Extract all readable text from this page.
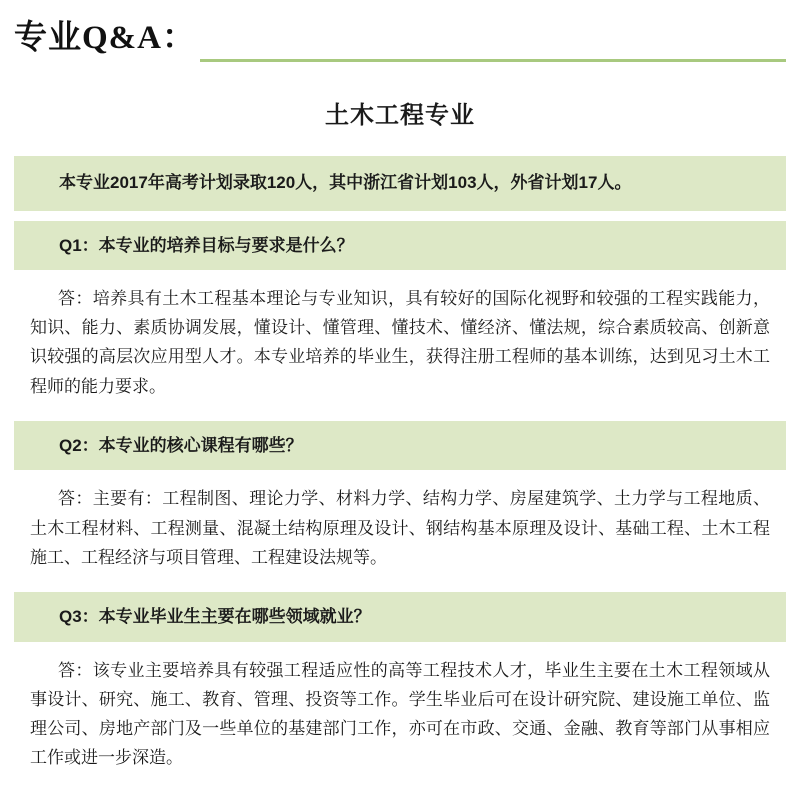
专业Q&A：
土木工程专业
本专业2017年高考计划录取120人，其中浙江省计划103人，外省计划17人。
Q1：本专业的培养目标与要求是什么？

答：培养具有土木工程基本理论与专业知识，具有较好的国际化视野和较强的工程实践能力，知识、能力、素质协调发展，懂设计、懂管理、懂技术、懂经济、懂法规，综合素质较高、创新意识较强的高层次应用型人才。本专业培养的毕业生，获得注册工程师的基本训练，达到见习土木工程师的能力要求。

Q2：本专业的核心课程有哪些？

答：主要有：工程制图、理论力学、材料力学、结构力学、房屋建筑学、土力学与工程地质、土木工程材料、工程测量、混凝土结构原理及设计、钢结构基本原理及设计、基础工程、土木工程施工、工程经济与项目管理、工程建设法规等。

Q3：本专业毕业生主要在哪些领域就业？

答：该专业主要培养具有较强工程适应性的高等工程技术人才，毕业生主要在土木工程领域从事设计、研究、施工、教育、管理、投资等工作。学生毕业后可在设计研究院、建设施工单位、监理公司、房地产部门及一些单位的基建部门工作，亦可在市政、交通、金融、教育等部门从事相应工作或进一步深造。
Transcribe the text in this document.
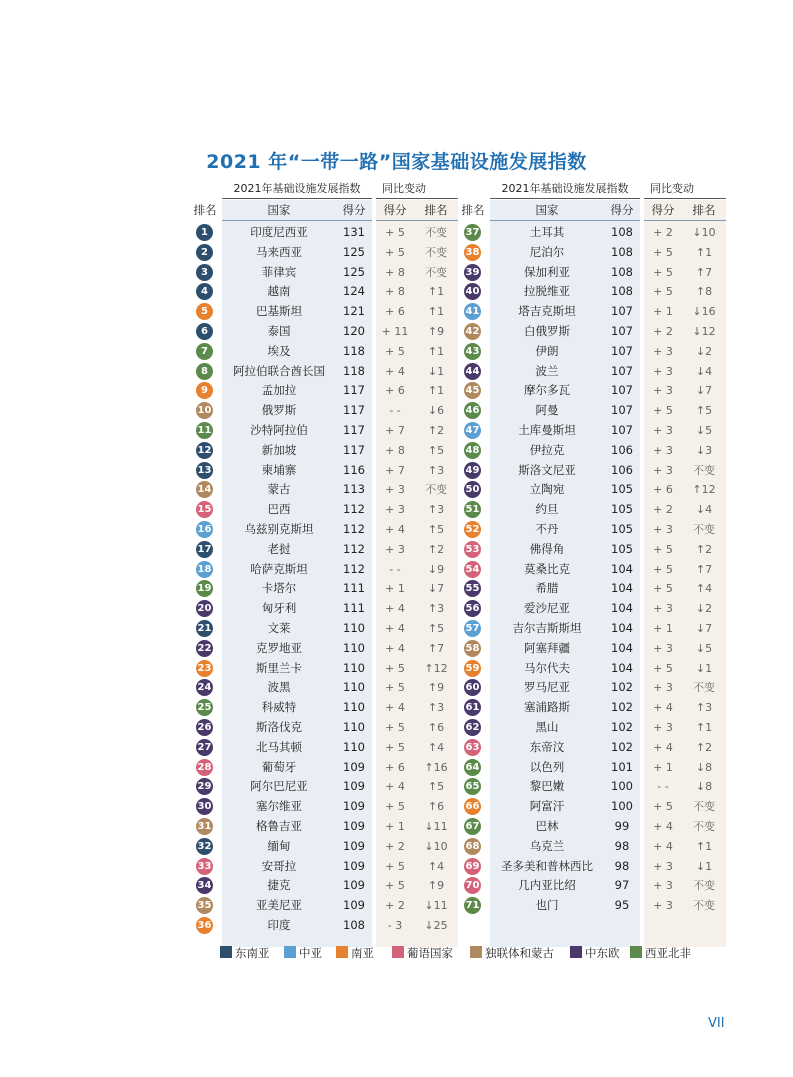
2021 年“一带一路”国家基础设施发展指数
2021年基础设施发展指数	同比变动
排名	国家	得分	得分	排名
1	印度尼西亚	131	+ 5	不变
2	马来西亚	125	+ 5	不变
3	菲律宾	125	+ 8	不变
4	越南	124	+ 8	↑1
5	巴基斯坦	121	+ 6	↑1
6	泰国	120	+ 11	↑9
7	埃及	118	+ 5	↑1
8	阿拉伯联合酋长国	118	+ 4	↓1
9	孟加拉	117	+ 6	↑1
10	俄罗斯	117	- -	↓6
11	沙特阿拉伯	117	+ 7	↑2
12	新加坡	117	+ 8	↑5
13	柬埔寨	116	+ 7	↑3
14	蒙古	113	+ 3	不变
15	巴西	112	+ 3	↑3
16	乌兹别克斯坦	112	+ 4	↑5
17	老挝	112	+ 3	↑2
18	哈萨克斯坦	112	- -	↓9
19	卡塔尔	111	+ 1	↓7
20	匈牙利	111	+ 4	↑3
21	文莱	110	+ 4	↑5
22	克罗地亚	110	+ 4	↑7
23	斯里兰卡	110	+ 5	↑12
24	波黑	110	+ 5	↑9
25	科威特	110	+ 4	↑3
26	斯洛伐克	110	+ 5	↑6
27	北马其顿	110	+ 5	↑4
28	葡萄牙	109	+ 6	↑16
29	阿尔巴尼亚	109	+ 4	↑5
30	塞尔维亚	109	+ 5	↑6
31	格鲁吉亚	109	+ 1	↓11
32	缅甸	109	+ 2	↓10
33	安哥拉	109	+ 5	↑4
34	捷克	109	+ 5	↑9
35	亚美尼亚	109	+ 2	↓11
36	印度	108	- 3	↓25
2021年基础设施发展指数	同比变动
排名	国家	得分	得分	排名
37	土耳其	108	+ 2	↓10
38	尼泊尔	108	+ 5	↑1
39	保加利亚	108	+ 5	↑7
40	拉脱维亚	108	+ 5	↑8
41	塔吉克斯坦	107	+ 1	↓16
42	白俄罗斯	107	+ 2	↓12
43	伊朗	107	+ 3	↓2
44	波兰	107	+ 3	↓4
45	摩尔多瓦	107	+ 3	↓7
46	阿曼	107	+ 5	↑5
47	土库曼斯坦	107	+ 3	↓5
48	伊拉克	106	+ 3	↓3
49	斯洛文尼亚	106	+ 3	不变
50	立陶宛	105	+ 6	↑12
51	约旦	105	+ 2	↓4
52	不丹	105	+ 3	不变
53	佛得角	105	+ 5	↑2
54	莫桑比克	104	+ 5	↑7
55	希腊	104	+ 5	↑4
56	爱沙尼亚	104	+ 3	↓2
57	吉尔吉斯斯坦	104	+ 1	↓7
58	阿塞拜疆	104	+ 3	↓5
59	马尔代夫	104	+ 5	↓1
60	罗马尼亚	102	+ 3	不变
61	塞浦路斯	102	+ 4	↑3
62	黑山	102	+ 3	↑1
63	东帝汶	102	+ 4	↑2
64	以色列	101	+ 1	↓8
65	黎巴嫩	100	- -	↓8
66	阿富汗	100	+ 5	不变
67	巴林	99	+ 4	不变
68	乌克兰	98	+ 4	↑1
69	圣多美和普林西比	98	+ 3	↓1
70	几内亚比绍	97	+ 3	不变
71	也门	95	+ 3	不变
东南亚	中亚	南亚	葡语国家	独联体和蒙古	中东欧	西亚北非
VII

TASK DETAILS: Pick each line holding the word "text" out of the data and copy it.

ANSWER TO THIS EXERCISE:
Extract all readable text from this page.
Transcribe the text in this document.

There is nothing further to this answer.